◆ What is being asked: The records that follow must be reproduced in full, exactly as written.

----- Records for processing -----

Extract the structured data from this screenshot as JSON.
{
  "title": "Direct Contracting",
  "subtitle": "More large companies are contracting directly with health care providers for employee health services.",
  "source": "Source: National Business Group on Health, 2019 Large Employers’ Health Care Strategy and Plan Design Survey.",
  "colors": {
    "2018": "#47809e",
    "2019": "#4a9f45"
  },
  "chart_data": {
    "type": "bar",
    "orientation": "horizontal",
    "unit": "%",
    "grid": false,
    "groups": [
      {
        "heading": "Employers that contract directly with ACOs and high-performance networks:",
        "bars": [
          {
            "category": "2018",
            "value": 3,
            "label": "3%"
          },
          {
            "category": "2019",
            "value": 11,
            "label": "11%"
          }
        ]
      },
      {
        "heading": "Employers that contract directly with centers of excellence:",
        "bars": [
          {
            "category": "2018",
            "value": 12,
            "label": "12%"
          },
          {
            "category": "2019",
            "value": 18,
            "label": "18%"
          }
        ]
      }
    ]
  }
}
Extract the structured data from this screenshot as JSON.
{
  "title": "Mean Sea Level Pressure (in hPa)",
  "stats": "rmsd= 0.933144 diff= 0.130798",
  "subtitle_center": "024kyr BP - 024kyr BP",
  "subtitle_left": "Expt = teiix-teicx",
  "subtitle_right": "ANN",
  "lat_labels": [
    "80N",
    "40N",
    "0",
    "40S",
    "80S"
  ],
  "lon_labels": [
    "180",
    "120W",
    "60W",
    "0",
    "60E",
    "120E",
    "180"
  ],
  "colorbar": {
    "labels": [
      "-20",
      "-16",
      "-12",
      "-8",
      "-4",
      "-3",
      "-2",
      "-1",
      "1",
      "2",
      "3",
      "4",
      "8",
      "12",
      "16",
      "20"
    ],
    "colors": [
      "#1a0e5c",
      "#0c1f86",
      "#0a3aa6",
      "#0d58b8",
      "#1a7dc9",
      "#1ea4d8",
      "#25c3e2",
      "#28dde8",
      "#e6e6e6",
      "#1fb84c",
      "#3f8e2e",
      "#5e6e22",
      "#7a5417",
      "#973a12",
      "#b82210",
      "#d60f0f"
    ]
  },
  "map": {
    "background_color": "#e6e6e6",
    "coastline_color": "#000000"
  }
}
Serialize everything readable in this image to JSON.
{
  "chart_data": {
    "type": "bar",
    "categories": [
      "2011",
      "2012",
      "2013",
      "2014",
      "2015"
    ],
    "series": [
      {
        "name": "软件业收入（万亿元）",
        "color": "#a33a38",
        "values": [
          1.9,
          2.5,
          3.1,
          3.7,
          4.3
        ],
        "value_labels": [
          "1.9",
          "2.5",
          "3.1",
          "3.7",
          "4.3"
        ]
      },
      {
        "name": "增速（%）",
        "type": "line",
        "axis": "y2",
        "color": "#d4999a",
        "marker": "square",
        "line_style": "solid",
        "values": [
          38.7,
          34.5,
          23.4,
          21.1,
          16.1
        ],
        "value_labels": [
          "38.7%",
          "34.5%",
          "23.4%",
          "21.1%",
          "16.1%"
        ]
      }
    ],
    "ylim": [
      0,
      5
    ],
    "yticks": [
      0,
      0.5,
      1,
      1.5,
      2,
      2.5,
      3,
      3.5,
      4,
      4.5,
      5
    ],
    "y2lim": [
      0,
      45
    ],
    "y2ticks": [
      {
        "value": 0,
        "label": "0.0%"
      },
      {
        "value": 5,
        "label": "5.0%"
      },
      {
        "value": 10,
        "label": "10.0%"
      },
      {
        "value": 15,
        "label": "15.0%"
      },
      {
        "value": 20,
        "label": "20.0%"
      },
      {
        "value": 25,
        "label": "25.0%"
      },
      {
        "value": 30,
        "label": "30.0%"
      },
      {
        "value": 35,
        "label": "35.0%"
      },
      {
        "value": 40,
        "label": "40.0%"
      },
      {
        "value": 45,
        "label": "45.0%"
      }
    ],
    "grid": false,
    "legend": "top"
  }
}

-----

◆ Solution to this problem:
Extract the structured data from this screenshot as JSON.
{
  "title": "Direct Contracting",
  "subtitle": "More large companies are contracting directly with health care providers for employee health services.",
  "source": "Source: National Business Group on Health, 2019 Large Employers’ Health Care Strategy and Plan Design Survey.",
  "colors": {
    "2018": "#47809e",
    "2019": "#4a9f45"
  },
  "chart_data": {
    "type": "bar",
    "orientation": "horizontal",
    "unit": "%",
    "grid": false,
    "groups": [
      {
        "heading": "Employers that contract directly with ACOs and high-performance networks:",
        "bars": [
          {
            "category": "2018",
            "value": 3,
            "label": "3%"
          },
          {
            "category": "2019",
            "value": 11,
            "label": "11%"
          }
        ]
      },
      {
        "heading": "Employers that contract directly with centers of excellence:",
        "bars": [
          {
            "category": "2018",
            "value": 12,
            "label": "12%"
          },
          {
            "category": "2019",
            "value": 18,
            "label": "18%"
          }
        ]
      }
    ]
  }
}
Extract the structured data from this screenshot as JSON.
{
  "title": "Mean Sea Level Pressure (in hPa)",
  "stats": "rmsd= 0.933144 diff= 0.130798",
  "subtitle_center": "024kyr BP - 024kyr BP",
  "subtitle_left": "Expt = teiix-teicx",
  "subtitle_right": "ANN",
  "lat_labels": [
    "80N",
    "40N",
    "0",
    "40S",
    "80S"
  ],
  "lon_labels": [
    "180",
    "120W",
    "60W",
    "0",
    "60E",
    "120E",
    "180"
  ],
  "colorbar": {
    "labels": [
      "-20",
      "-16",
      "-12",
      "-8",
      "-4",
      "-3",
      "-2",
      "-1",
      "1",
      "2",
      "3",
      "4",
      "8",
      "12",
      "16",
      "20"
    ],
    "colors": [
      "#1a0e5c",
      "#0c1f86",
      "#0a3aa6",
      "#0d58b8",
      "#1a7dc9",
      "#1ea4d8",
      "#25c3e2",
      "#28dde8",
      "#e6e6e6",
      "#1fb84c",
      "#3f8e2e",
      "#5e6e22",
      "#7a5417",
      "#973a12",
      "#b82210",
      "#d60f0f"
    ]
  },
  "map": {
    "background_color": "#e6e6e6",
    "coastline_color": "#000000"
  }
}
Serialize everything readable in this image to JSON.
{
  "chart_data": {
    "type": "bar",
    "categories": [
      "2011",
      "2012",
      "2013",
      "2014",
      "2015"
    ],
    "series": [
      {
        "name": "软件业收入（万亿元）",
        "color": "#a33a38",
        "values": [
          1.9,
          2.5,
          3.1,
          3.7,
          4.3
        ],
        "value_labels": [
          "1.9",
          "2.5",
          "3.1",
          "3.7",
          "4.3"
        ]
      },
      {
        "name": "增速（%）",
        "type": "line",
        "axis": "y2",
        "color": "#d4999a",
        "marker": "square",
        "line_style": "solid",
        "values": [
          38.7,
          34.5,
          23.4,
          21.1,
          16.1
        ],
        "value_labels": [
          "38.7%",
          "34.5%",
          "23.4%",
          "21.1%",
          "16.1%"
        ]
      }
    ],
    "ylim": [
      0,
      5
    ],
    "yticks": [
      0,
      0.5,
      1,
      1.5,
      2,
      2.5,
      3,
      3.5,
      4,
      4.5,
      5
    ],
    "y2lim": [
      0,
      45
    ],
    "y2ticks": [
      {
        "value": 0,
        "label": "0.0%"
      },
      {
        "value": 5,
        "label": "5.0%"
      },
      {
        "value": 10,
        "label": "10.0%"
      },
      {
        "value": 15,
        "label": "15.0%"
      },
      {
        "value": 20,
        "label": "20.0%"
      },
      {
        "value": 25,
        "label": "25.0%"
      },
      {
        "value": 30,
        "label": "30.0%"
      },
      {
        "value": 35,
        "label": "35.0%"
      },
      {
        "value": 40,
        "label": "40.0%"
      },
      {
        "value": 45,
        "label": "45.0%"
      }
    ],
    "grid": false,
    "legend": "top"
  }
}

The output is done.